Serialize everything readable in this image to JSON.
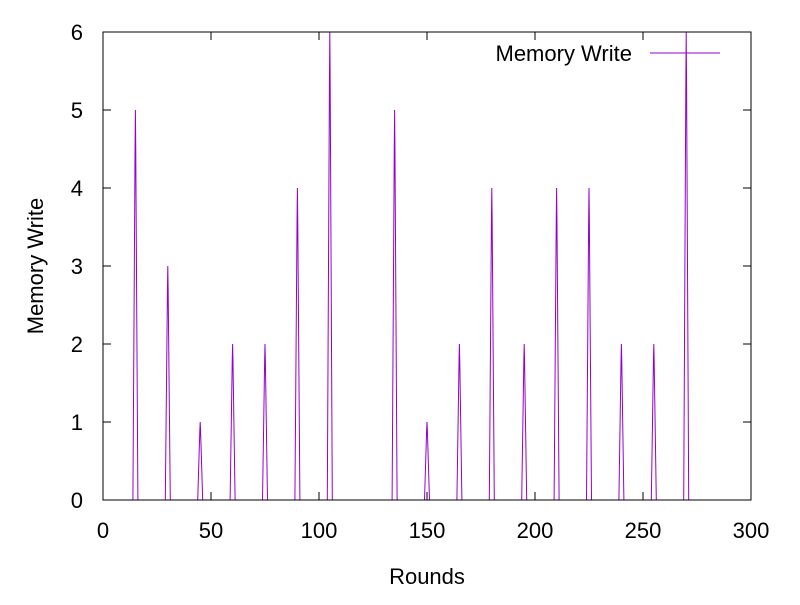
{
  "chart_data": {
    "type": "line",
    "title": "",
    "xlabel": "Rounds",
    "ylabel": "Memory Write",
    "xlim": [
      0,
      300
    ],
    "ylim": [
      0,
      6
    ],
    "xticks": [
      0,
      50,
      100,
      150,
      200,
      250,
      300
    ],
    "yticks": [
      0,
      1,
      2,
      3,
      4,
      5,
      6
    ],
    "x_tick_labels": [
      "0",
      "50",
      "100",
      "150",
      "200",
      "250",
      "300"
    ],
    "y_tick_labels": [
      "0",
      "1",
      "2",
      "3",
      "4",
      "5",
      "6"
    ],
    "grid": false,
    "legend_position": "top-right",
    "series": [
      {
        "name": "Memory Write",
        "color": "#9400d3",
        "x": [
          15,
          30,
          45,
          60,
          75,
          90,
          105,
          135,
          150,
          165,
          180,
          195,
          210,
          225,
          240,
          255,
          270
        ],
        "y": [
          5,
          3,
          1,
          2,
          2,
          4,
          6,
          5,
          1,
          2,
          4,
          2,
          4,
          4,
          2,
          2,
          6
        ]
      }
    ]
  },
  "colors": {
    "series": "#9400d3",
    "axis": "#000000",
    "background": "#ffffff"
  }
}
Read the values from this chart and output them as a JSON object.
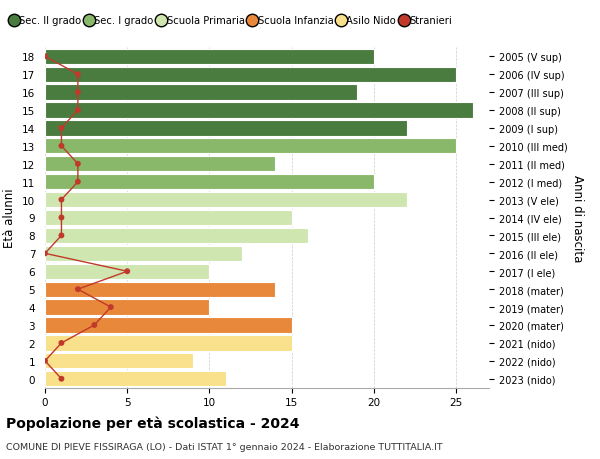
{
  "ages": [
    0,
    1,
    2,
    3,
    4,
    5,
    6,
    7,
    8,
    9,
    10,
    11,
    12,
    13,
    14,
    15,
    16,
    17,
    18
  ],
  "bar_values": [
    11,
    9,
    15,
    15,
    10,
    14,
    10,
    12,
    16,
    15,
    22,
    20,
    14,
    25,
    22,
    26,
    19,
    25,
    20
  ],
  "stranieri": [
    1,
    0,
    1,
    3,
    4,
    2,
    5,
    0,
    1,
    1,
    1,
    2,
    2,
    1,
    1,
    2,
    2,
    2,
    0
  ],
  "bar_colors": [
    "#f9e08a",
    "#f9e08a",
    "#f9e08a",
    "#e8883a",
    "#e8883a",
    "#e8883a",
    "#d0e6b0",
    "#d0e6b0",
    "#d0e6b0",
    "#d0e6b0",
    "#d0e6b0",
    "#8ab86a",
    "#8ab86a",
    "#8ab86a",
    "#4a7c3f",
    "#4a7c3f",
    "#4a7c3f",
    "#4a7c3f",
    "#4a7c3f"
  ],
  "right_labels": [
    "2023 (nido)",
    "2022 (nido)",
    "2021 (nido)",
    "2020 (mater)",
    "2019 (mater)",
    "2018 (mater)",
    "2017 (I ele)",
    "2016 (II ele)",
    "2015 (III ele)",
    "2014 (IV ele)",
    "2013 (V ele)",
    "2012 (I med)",
    "2011 (II med)",
    "2010 (III med)",
    "2009 (I sup)",
    "2008 (II sup)",
    "2007 (III sup)",
    "2006 (IV sup)",
    "2005 (V sup)"
  ],
  "legend_labels": [
    "Sec. II grado",
    "Sec. I grado",
    "Scuola Primaria",
    "Scuola Infanzia",
    "Asilo Nido",
    "Stranieri"
  ],
  "legend_colors": [
    "#4a7c3f",
    "#8ab86a",
    "#d0e6b0",
    "#e8883a",
    "#f9e08a",
    "#c0392b"
  ],
  "ylabel": "Età alunni",
  "right_ylabel": "Anni di nascita",
  "title": "Popolazione per età scolastica - 2024",
  "subtitle": "COMUNE DI PIEVE FISSIRAGA (LO) - Dati ISTAT 1° gennaio 2024 - Elaborazione TUTTITALIA.IT",
  "xlim": [
    0,
    27
  ],
  "ylim": [
    -0.5,
    18.5
  ],
  "xticks": [
    0,
    5,
    10,
    15,
    20,
    25
  ],
  "stranieri_color": "#c0392b",
  "bar_height": 0.85,
  "background_color": "#ffffff",
  "grid_color": "#cccccc"
}
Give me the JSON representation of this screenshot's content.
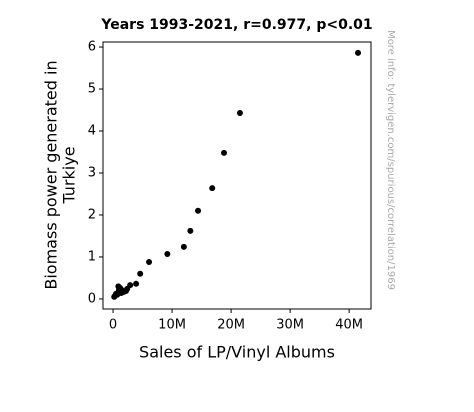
{
  "chart_data": {
    "type": "scatter",
    "title": "Years 1993-2021, r=0.977, p<0.01",
    "xlabel": "Sales of LP/Vinyl Albums",
    "ylabel": [
      "Biomass power generated in",
      "Turkiye"
    ],
    "annotation": "More info: tylervigen.com/spurious/correlation/1969",
    "color": "#000000",
    "x": [
      41500000,
      21500000,
      18800000,
      16800000,
      14400000,
      13100000,
      12000000,
      9200000,
      6100000,
      4600000,
      3900000,
      2900000,
      2400000,
      1900000,
      1200000,
      800000,
      300000,
      700000,
      1400000,
      1000000,
      1500000,
      500000,
      900000,
      200000,
      2200000
    ],
    "values": [
      5.86,
      4.43,
      3.48,
      2.64,
      2.1,
      1.62,
      1.24,
      1.07,
      0.88,
      0.6,
      0.36,
      0.33,
      0.24,
      0.17,
      0.26,
      0.14,
      0.07,
      0.1,
      0.14,
      0.21,
      0.21,
      0.12,
      0.3,
      0.05,
      0.19
    ],
    "xlim": [
      -1700000,
      43700000
    ],
    "ylim": [
      -0.24,
      6.12
    ],
    "xticks": [
      {
        "value": 0,
        "label": "0"
      },
      {
        "value": 10000000,
        "label": "10M"
      },
      {
        "value": 20000000,
        "label": "20M"
      },
      {
        "value": 30000000,
        "label": "30M"
      },
      {
        "value": 40000000,
        "label": "40M"
      }
    ],
    "yticks": [
      0,
      1,
      2,
      3,
      4,
      5,
      6
    ],
    "grid": false
  }
}
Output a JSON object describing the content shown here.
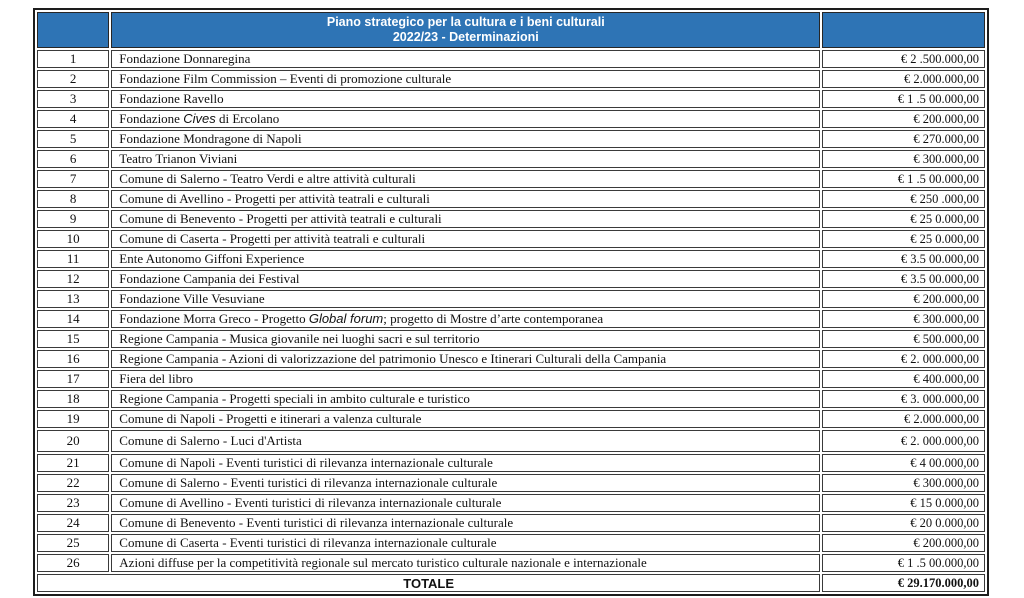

EXERCISE DIRECTIONS | Select every line of the material above holding the word "this" and copy it.

SOLUTION TO THE PROBLEM |
Serialize everything readable in this image to JSON.
Read the values from this chart and output them as a JSON object.
Give me the JSON representation of this screenshot's content.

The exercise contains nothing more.